How many lines of the entries below include the word "Hands"? Answer with the number alone.

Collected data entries
· · · · · · ·

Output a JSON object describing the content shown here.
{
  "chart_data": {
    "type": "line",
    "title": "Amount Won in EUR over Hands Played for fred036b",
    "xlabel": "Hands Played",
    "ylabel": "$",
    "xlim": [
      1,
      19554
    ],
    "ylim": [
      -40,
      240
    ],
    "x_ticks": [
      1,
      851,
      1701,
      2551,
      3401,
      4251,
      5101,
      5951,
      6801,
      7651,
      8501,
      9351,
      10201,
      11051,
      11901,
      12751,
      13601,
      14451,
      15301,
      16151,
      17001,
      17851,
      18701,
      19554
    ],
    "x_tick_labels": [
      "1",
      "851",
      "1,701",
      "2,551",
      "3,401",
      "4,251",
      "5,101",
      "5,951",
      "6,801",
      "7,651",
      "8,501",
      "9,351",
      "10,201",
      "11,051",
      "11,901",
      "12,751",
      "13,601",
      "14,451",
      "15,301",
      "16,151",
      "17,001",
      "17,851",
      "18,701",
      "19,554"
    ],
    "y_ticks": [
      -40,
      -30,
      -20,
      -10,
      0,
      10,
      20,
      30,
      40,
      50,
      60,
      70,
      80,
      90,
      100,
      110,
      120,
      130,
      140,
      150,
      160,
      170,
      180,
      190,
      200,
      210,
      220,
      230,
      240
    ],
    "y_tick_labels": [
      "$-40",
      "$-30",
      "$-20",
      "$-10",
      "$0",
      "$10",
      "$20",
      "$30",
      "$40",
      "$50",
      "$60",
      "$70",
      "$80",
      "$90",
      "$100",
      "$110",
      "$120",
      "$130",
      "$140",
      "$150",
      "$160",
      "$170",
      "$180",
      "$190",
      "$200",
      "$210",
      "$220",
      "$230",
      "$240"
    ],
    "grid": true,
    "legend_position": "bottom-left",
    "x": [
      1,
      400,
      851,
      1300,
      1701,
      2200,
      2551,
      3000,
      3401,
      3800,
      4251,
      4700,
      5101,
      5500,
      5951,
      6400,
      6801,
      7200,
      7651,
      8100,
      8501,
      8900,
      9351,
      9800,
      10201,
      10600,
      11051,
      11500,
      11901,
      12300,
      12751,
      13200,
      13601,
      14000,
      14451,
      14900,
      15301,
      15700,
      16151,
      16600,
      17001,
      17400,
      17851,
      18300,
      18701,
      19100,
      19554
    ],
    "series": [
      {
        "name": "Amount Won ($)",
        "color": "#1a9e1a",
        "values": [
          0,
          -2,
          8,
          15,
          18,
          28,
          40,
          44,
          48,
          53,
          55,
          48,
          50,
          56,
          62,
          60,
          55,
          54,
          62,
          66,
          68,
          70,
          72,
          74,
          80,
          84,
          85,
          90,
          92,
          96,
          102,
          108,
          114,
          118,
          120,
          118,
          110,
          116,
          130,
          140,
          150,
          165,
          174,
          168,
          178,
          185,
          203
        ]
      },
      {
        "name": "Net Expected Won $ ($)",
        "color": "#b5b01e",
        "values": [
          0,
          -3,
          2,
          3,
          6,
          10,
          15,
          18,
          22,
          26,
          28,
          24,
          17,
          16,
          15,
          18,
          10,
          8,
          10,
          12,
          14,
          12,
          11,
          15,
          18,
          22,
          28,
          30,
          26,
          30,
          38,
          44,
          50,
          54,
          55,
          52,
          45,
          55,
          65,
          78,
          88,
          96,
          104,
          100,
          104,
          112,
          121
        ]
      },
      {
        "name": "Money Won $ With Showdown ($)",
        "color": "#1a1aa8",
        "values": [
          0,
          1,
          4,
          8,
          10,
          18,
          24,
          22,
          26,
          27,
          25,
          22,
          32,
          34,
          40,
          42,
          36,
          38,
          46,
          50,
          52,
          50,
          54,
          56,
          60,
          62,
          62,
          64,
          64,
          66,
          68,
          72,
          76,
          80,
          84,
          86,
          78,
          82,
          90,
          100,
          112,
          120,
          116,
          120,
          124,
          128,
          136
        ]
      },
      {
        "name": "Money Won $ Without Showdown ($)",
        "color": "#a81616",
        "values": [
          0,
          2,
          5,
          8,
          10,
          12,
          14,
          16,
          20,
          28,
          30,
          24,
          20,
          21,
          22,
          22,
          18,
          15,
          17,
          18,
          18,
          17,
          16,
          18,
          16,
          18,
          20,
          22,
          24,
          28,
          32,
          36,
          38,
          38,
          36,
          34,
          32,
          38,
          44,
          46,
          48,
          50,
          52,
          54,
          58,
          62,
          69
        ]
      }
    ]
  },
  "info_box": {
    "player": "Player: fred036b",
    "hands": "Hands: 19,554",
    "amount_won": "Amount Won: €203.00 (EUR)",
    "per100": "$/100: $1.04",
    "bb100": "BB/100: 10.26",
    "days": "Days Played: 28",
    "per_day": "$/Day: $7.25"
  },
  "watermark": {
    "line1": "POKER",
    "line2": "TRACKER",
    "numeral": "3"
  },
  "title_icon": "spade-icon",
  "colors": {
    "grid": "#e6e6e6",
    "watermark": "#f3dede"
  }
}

· · · · · · ·

■ **EXERCISE RESULT**
3